[BEGIN Records for the task]

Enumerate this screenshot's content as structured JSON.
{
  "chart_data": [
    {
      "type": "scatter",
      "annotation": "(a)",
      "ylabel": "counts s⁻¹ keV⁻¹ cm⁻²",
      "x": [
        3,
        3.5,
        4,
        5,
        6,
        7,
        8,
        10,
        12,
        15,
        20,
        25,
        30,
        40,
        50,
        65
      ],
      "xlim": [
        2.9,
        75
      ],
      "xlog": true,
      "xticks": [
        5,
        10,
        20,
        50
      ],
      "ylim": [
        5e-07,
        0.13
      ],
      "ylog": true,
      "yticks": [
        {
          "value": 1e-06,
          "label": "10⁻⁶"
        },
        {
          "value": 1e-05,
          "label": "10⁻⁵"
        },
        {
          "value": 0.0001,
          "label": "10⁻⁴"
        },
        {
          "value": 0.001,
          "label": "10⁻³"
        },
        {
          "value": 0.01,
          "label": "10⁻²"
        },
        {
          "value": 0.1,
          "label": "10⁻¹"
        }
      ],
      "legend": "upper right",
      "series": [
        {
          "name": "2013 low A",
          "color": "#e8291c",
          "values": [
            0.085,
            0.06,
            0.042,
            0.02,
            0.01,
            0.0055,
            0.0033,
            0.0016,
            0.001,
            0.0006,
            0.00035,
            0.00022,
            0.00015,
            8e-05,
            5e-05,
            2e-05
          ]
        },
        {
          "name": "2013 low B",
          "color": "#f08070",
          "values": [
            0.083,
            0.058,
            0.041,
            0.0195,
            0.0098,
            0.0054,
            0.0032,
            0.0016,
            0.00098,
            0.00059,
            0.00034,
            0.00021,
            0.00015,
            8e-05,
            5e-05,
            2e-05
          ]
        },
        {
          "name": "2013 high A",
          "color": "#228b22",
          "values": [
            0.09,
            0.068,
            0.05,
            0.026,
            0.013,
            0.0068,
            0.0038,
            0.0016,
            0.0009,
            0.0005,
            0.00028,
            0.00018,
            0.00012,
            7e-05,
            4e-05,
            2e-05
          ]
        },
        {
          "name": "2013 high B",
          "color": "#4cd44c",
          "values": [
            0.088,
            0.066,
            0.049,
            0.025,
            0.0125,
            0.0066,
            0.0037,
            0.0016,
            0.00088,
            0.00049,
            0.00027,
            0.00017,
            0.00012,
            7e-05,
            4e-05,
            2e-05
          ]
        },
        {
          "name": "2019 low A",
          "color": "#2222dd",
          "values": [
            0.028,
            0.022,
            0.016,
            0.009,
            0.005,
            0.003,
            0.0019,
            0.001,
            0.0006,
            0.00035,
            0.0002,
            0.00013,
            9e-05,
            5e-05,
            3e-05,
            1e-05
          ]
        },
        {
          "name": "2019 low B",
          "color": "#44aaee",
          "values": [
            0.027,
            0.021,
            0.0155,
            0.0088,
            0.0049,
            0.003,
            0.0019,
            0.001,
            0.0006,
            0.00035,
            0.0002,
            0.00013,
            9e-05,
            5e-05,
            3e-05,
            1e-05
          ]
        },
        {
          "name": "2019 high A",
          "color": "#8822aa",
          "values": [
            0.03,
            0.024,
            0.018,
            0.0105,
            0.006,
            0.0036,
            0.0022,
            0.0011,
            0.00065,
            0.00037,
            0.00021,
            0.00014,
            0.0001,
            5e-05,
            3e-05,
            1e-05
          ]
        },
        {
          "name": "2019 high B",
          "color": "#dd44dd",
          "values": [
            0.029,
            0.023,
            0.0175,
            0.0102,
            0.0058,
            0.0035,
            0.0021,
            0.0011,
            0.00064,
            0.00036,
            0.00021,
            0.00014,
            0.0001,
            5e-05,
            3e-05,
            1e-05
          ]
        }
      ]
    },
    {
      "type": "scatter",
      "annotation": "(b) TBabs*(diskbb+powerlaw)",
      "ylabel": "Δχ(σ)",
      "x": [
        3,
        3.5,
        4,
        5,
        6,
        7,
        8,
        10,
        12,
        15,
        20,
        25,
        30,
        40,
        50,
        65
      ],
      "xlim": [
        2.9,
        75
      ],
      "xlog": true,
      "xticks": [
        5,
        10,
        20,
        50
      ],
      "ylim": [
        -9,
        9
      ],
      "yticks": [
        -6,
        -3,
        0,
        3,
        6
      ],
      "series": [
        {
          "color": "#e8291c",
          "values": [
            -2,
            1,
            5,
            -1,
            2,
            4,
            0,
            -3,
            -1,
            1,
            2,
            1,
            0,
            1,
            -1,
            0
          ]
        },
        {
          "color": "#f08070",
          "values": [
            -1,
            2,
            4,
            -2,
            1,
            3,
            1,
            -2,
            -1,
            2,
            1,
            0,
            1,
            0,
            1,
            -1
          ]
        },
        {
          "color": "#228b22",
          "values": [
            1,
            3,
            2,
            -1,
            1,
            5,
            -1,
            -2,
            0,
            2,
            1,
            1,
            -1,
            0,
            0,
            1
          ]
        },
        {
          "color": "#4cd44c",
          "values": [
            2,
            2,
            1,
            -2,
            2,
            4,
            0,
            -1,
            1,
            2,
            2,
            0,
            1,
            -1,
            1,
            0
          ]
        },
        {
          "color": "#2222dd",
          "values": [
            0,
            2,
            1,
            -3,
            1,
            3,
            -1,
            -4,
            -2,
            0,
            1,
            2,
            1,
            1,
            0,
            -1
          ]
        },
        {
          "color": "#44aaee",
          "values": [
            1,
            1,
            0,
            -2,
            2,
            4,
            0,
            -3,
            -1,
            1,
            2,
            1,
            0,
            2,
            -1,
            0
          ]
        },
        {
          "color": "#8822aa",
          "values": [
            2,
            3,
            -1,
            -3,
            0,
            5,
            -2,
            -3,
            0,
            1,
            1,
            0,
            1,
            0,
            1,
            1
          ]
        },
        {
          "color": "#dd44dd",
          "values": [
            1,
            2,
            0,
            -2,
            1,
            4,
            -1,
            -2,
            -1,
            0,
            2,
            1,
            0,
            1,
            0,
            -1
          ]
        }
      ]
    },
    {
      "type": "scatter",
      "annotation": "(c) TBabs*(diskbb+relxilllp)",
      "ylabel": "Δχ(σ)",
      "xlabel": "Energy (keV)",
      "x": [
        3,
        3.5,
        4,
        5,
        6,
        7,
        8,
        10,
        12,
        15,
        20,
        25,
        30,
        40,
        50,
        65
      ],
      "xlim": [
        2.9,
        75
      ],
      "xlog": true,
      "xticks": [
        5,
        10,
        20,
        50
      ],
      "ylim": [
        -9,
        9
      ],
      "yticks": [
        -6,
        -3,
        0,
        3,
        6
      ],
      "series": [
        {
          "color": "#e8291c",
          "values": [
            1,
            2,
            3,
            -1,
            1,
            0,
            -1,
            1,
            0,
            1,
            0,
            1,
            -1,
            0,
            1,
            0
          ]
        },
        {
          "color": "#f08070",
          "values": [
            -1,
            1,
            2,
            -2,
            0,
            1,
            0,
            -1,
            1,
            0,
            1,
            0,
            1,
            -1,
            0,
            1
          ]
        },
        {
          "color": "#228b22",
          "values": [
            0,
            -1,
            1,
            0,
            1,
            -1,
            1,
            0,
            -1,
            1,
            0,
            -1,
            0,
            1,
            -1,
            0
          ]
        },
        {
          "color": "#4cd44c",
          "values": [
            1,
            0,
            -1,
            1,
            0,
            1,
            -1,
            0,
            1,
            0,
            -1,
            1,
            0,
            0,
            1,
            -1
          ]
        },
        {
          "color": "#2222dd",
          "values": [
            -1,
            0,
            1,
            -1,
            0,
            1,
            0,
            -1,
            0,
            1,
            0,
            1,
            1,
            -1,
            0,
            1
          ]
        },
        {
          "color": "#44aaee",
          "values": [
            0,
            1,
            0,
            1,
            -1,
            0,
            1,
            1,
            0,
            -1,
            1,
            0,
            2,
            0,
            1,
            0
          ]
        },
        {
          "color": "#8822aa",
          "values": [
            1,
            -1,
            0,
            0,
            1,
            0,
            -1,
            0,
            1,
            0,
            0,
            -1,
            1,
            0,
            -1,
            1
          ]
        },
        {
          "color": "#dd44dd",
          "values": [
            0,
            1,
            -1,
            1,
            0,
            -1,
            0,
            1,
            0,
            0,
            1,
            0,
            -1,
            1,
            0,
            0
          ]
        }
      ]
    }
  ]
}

[END Records for the task]

Look for the word "diskbb" and return every line where it occurs.

      "annotation": "(b) TBabs*(diskbb+powerlaw)",
      "annotation": "(c) TBabs*(diskbb+relxilllp)",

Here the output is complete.